• [INPUT DATA]:
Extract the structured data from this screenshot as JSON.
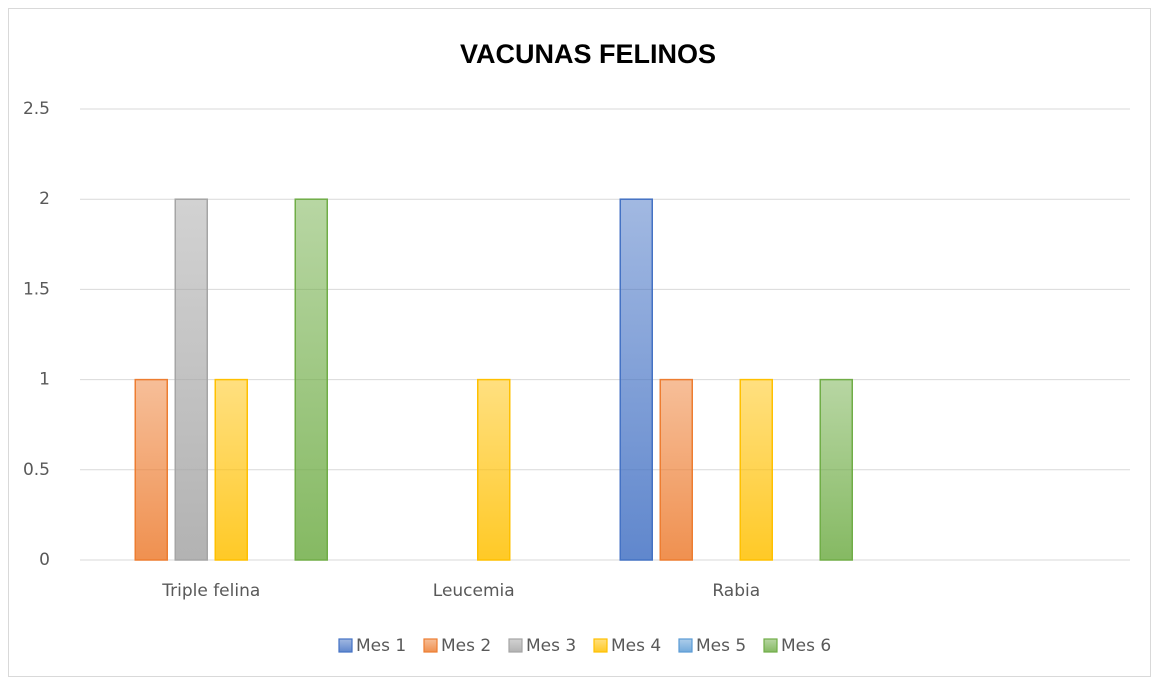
{
  "chart_data": {
    "type": "bar",
    "title": "VACUNAS  FELINOS",
    "categories": [
      "Triple felina",
      "Leucemia",
      "Rabia",
      null
    ],
    "series": [
      {
        "name": "Mes 1",
        "color": "#4472c4",
        "values": [
          0,
          0,
          2,
          null
        ]
      },
      {
        "name": "Mes 2",
        "color": "#ed7d31",
        "values": [
          1,
          0,
          1,
          null
        ]
      },
      {
        "name": "Mes 3",
        "color": "#a5a5a5",
        "values": [
          2,
          0,
          0,
          null
        ]
      },
      {
        "name": "Mes 4",
        "color": "#ffc000",
        "values": [
          1,
          1,
          1,
          null
        ]
      },
      {
        "name": "Mes 5",
        "color": "#5b9bd5",
        "values": [
          0,
          0,
          0,
          null
        ]
      },
      {
        "name": "Mes 6",
        "color": "#70ad47",
        "values": [
          2,
          0,
          1,
          null
        ]
      }
    ],
    "ylim": [
      0,
      2.5
    ],
    "yticks": [
      0,
      0.5,
      1,
      1.5,
      2,
      2.5
    ],
    "grid": true,
    "legend": "bottom"
  }
}
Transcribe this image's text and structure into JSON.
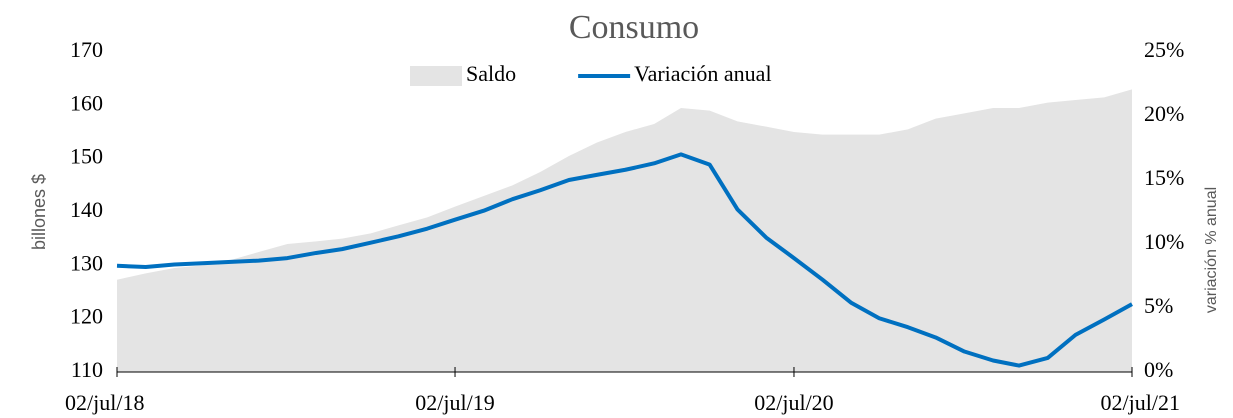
{
  "chart_data": {
    "type": "combo",
    "title": "Consumo",
    "ylabel": "billones $",
    "y2label": "variación % anual",
    "x": [
      "2018-07-02",
      "2018-08-02",
      "2018-09-02",
      "2018-10-02",
      "2018-11-02",
      "2018-12-02",
      "2019-01-02",
      "2019-02-02",
      "2019-03-02",
      "2019-04-02",
      "2019-05-02",
      "2019-06-02",
      "2019-07-02",
      "2019-08-02",
      "2019-09-02",
      "2019-10-02",
      "2019-11-02",
      "2019-12-02",
      "2020-01-02",
      "2020-02-02",
      "2020-03-02",
      "2020-04-02",
      "2020-05-02",
      "2020-06-02",
      "2020-07-02",
      "2020-08-02",
      "2020-09-02",
      "2020-10-02",
      "2020-11-02",
      "2020-12-02",
      "2021-01-02",
      "2021-02-02",
      "2021-03-02",
      "2021-04-02",
      "2021-05-02",
      "2021-06-02",
      "2021-07-02"
    ],
    "xlim": [
      "2018-07-02",
      "2021-07-02"
    ],
    "xticks": [
      {
        "value": "2018-07-02",
        "label": "02/jul/18"
      },
      {
        "value": "2019-07-02",
        "label": "02/jul/19"
      },
      {
        "value": "2020-07-02",
        "label": "02/jul/20"
      },
      {
        "value": "2021-07-02",
        "label": "02/jul/21"
      }
    ],
    "ylim": [
      110,
      170
    ],
    "yticks": [
      110,
      120,
      130,
      140,
      150,
      160,
      170
    ],
    "y2lim": [
      0,
      25
    ],
    "y2ticks": [
      {
        "value": 0,
        "label": "0%"
      },
      {
        "value": 5,
        "label": "5%"
      },
      {
        "value": 10,
        "label": "10%"
      },
      {
        "value": 15,
        "label": "15%"
      },
      {
        "value": 20,
        "label": "20%"
      },
      {
        "value": 25,
        "label": "25%"
      }
    ],
    "legend": "top",
    "series": [
      {
        "name": "Saldo",
        "type": "area",
        "axis": "y",
        "color": "#e4e4e4",
        "values": [
          127.3,
          128.5,
          129.5,
          130,
          131,
          132.5,
          134,
          134.5,
          135,
          136,
          137.5,
          139,
          141,
          143,
          145,
          147.5,
          150.5,
          153,
          155,
          156.5,
          159.5,
          159,
          157,
          156,
          155,
          154.5,
          154.5,
          154.5,
          155.5,
          157.5,
          158.5,
          159.5,
          159.5,
          160.5,
          161,
          161.5,
          163
        ]
      },
      {
        "name": "Variación anual",
        "type": "line",
        "axis": "y2",
        "color": "#0070c0",
        "values": [
          8.3,
          8.2,
          8.4,
          8.5,
          8.6,
          8.7,
          8.9,
          9.3,
          9.6,
          10.1,
          10.6,
          11.2,
          11.9,
          12.6,
          13.5,
          14.2,
          15.0,
          15.4,
          15.8,
          16.3,
          17.0,
          16.2,
          12.7,
          10.5,
          8.9,
          7.2,
          5.4,
          4.2,
          3.5,
          2.7,
          1.6,
          0.9,
          0.5,
          1.1,
          2.9,
          4.1,
          5.3
        ]
      }
    ]
  }
}
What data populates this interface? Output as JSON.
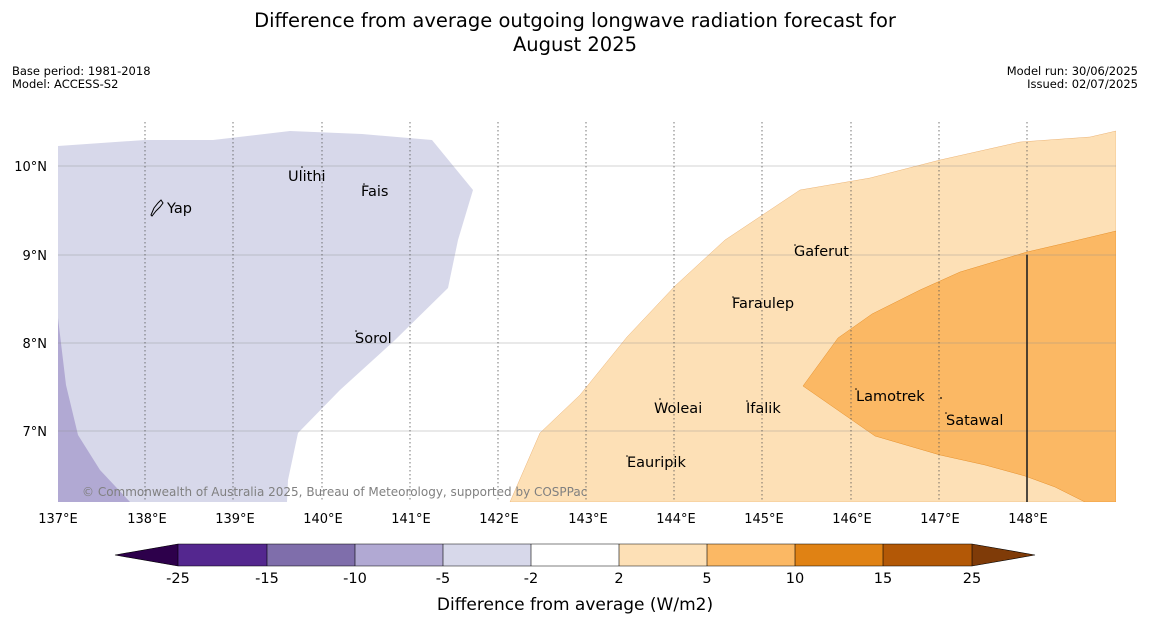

• [WRITTEN TASK]:
Give the count of lines holding the word "name" and nothing more.

• [SOLVED EXERCISE]:
8